--- SHORT PROBLEM A ---
In the forum thread about UDMF map size, reproduce the passage from "Post by Logan" up to and including "MBs about 100%!", word for word.

About UDMF again...

Advanced OpenGL source port fork from ZDoom, picking up where ZDoomGL left off.
[Home] [Download] [Git builds (Win)] [Git builds (Mac)] [Wiki] [Repo] [Bugs&Suggestions]

Moderator: Graf Zahl

User avatar
Logan MTM
Posts: 179
Joined: Wed Jan 04, 2006 2:52
Location: Rio de Janeiro - BRAZIL
Contact:

About UDMF again...

Post by Logan MTM »

This is the Map i'm making ( 5% ) for "20 Years of Doom" project:
Image

Now, there is the problem:
Spoiler:
If the TEXTMAP size is 1,28 MBs about 5%, that means it'll get (+-) 28~30 MBs about 100%!

Now the Math:

MegaWad with 32 Maps x 30 MBs per Map = 960 MBs of TEXTMAPs!?!?!


That is right? :shock:
Last edited by Logan MTM on Mon Jan 25, 2010 14:38, edited 1 time in total.
So as you read this know my friends I'd love to stay with you all.
Please smile when you think of me. My body's gone that's all...
User avatar
Gez
Developer
Developer
Posts: 1399
Joined: Mon Oct 22, 2007 16:47

Re: About UDMF again...

Post by Gez »

Yes. The textmap format takes a lot more space than the binary format.

However, the bright side is that it compresses pretty well. If you don't make a megawad but a "megapack" (pk3 or, better yet, pk7), where each map wad is compressed, it shouldn't take that much more space than with Hexen format.
User avatar
Graf Zahl
GZDoom Developer
GZDoom Developer
Posts: 7148
Joined: Wed Jul 20, 2005 9:48
Location: Germany
Contact:

Re: About UDMF again...

Post by Graf Zahl »

UDMF compressed is ca 20-25% larger than binary compressed. There's really no need to release anything with UDMF in WAD format as it's ZDoom only.
milasudril
Posts: 64
Joined: Fri May 15, 2009 17:21

Re: About UDMF again...

--- STORED DATA ---

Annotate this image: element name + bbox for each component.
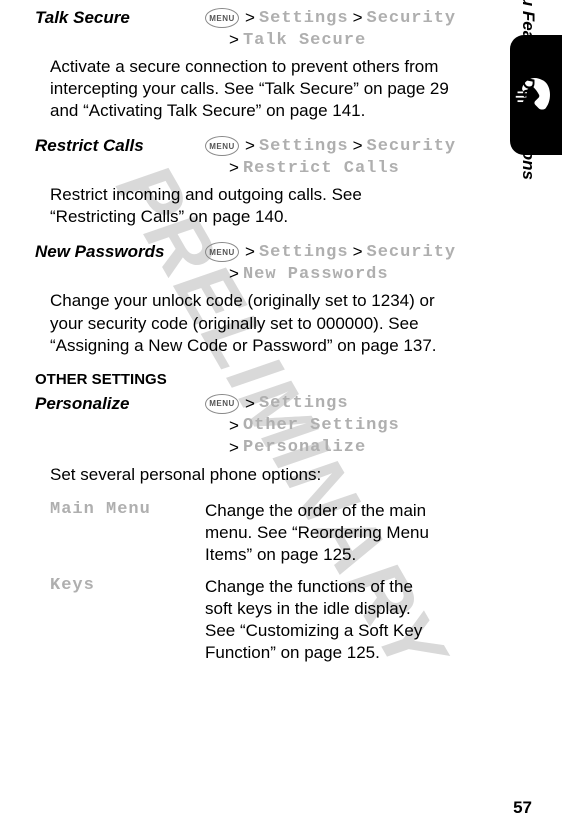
crumb-settings: Settings (259, 394, 349, 413)
entry-title: Restrict Calls (35, 136, 205, 156)
crumb-settings: Settings (259, 243, 349, 262)
separator: > (353, 8, 363, 28)
menu-path: MENU > Settings > Security > New Passwor… (205, 242, 456, 286)
menu-path: MENU > Settings > Other Settings > Perso… (205, 394, 450, 460)
crumb-talk-secure: Talk Secure (243, 31, 366, 50)
separator: > (229, 30, 239, 50)
entry-restrict-calls: Restrict Calls MENU > Settings > Securit… (35, 136, 450, 228)
entry-personalize: Personalize MENU > Settings > Other Sett… (35, 394, 450, 486)
separator: > (245, 242, 255, 262)
crumb-new-passwords: New Passwords (243, 265, 389, 284)
separator: > (229, 264, 239, 284)
menu-icon: MENU (205, 8, 239, 28)
entry-talk-secure: Talk Secure MENU > Settings > Security >… (35, 8, 450, 122)
separator: > (229, 438, 239, 458)
entry-lead: Set several personal phone options: (50, 464, 450, 486)
separator: > (245, 8, 255, 28)
separator: > (245, 394, 255, 414)
separator: > (245, 136, 255, 156)
menu-icon: MENU (205, 136, 239, 156)
side-section-label: Menu Feature Descriptions (518, 0, 538, 180)
entry-body: Restrict incoming and outgoing calls. Se… (50, 184, 450, 228)
crumb-settings: Settings (259, 9, 349, 28)
entry-title: Personalize (35, 394, 205, 414)
page-number: 57 (513, 798, 532, 818)
crumb-security: Security (367, 137, 457, 156)
crumb-restrict-calls: Restrict Calls (243, 159, 400, 178)
option-desc: Change the order of the main menu. See “… (205, 500, 445, 566)
separator: > (353, 242, 363, 262)
menu-path: MENU > Settings > Security > Talk Secure (205, 8, 456, 52)
separator: > (229, 416, 239, 436)
entry-title: New Passwords (35, 242, 205, 262)
crumb-security: Security (367, 9, 457, 28)
entry-title: Talk Secure (35, 8, 205, 28)
entry-new-passwords: New Passwords MENU > Settings > Security… (35, 242, 450, 356)
menu-icon: MENU (205, 394, 239, 414)
separator: > (353, 136, 363, 156)
menu-path: MENU > Settings > Security > Restrict Ca… (205, 136, 456, 180)
separator: > (229, 158, 239, 178)
entry-body: Change your unlock code (originally set … (50, 290, 450, 356)
option-main-menu: Main Menu Change the order of the main m… (50, 500, 450, 566)
crumb-other-settings: Other Settings (243, 416, 400, 435)
option-keys: Keys Change the functions of the soft ke… (50, 576, 450, 664)
option-name: Keys (50, 576, 205, 664)
option-desc: Change the functions of the soft keys in… (205, 576, 445, 664)
menu-icon: MENU (205, 242, 239, 262)
entry-body: Activate a secure connection to prevent … (50, 56, 450, 122)
section-heading-other-settings: OTHER SETTINGS (35, 371, 450, 388)
crumb-settings: Settings (259, 137, 349, 156)
page-content: Talk Secure MENU > Settings > Security >… (0, 0, 505, 665)
crumb-personalize: Personalize (243, 438, 366, 457)
option-name: Main Menu (50, 500, 205, 566)
crumb-security: Security (367, 243, 457, 262)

--- SHORT PROBLEM B ---
From the entries, set down the lines from the line with "crumb-settings: Settings (259, 394, 349, 413)" up to and including the line with "crumb-security: Security (367, 9, 457, 28)", unchanged.

--- WORKED SOLUTION A ---
Post by Logan MTM »

This is the Map i'm making ( 5% ) for "20 Years of Doom" project:
Image

Now, there is the problem:
Spoiler:
If the TEXTMAP size is 1,28 MBs about 5%, that means it'll get (+-) 28~30 MBs about 100%!

--- WORKED SOLUTION B ---
crumb-settings: Settings (259, 394, 349, 413)
entry-title: Restrict Calls (35, 136, 205, 156)
crumb-settings: Settings (259, 243, 349, 262)
separator: > (353, 8, 363, 28)
menu-path: MENU > Settings > Security > New Passwor… (205, 242, 456, 286)
menu-path: MENU > Settings > Other Settings > Perso… (205, 394, 450, 460)
crumb-talk-secure: Talk Secure (243, 31, 366, 50)
separator: > (229, 30, 239, 50)
entry-restrict-calls: Restrict Calls MENU > Settings > Securit… (35, 136, 450, 228)
entry-personalize: Personalize MENU > Settings > Other Sett… (35, 394, 450, 486)
separator: > (245, 242, 255, 262)
crumb-new-passwords: New Passwords (243, 265, 389, 284)
separator: > (229, 264, 239, 284)
menu-icon: MENU (205, 8, 239, 28)
entry-talk-secure: Talk Secure MENU > Settings > Security >… (35, 8, 450, 122)
separator: > (229, 438, 239, 458)
entry-lead: Set several personal phone options: (50, 464, 450, 486)
separator: > (245, 8, 255, 28)
separator: > (245, 394, 255, 414)
separator: > (245, 136, 255, 156)
menu-icon: MENU (205, 136, 239, 156)
side-section-label: Menu Feature Descriptions (518, 0, 538, 180)
entry-body: Restrict incoming and outgoing calls. Se… (50, 184, 450, 228)
crumb-settings: Settings (259, 9, 349, 28)
entry-title: Personalize (35, 394, 205, 414)
page-number: 57 (513, 798, 532, 818)
crumb-security: Security (367, 137, 457, 156)
crumb-restrict-calls: Restrict Calls (243, 159, 400, 178)
option-desc: Change the order of the main menu. See “… (205, 500, 445, 566)
separator: > (353, 242, 363, 262)
menu-path: MENU > Settings > Security > Talk Secure (205, 8, 456, 52)
separator: > (229, 416, 239, 436)
entry-title: New Passwords (35, 242, 205, 262)
crumb-security: Security (367, 9, 457, 28)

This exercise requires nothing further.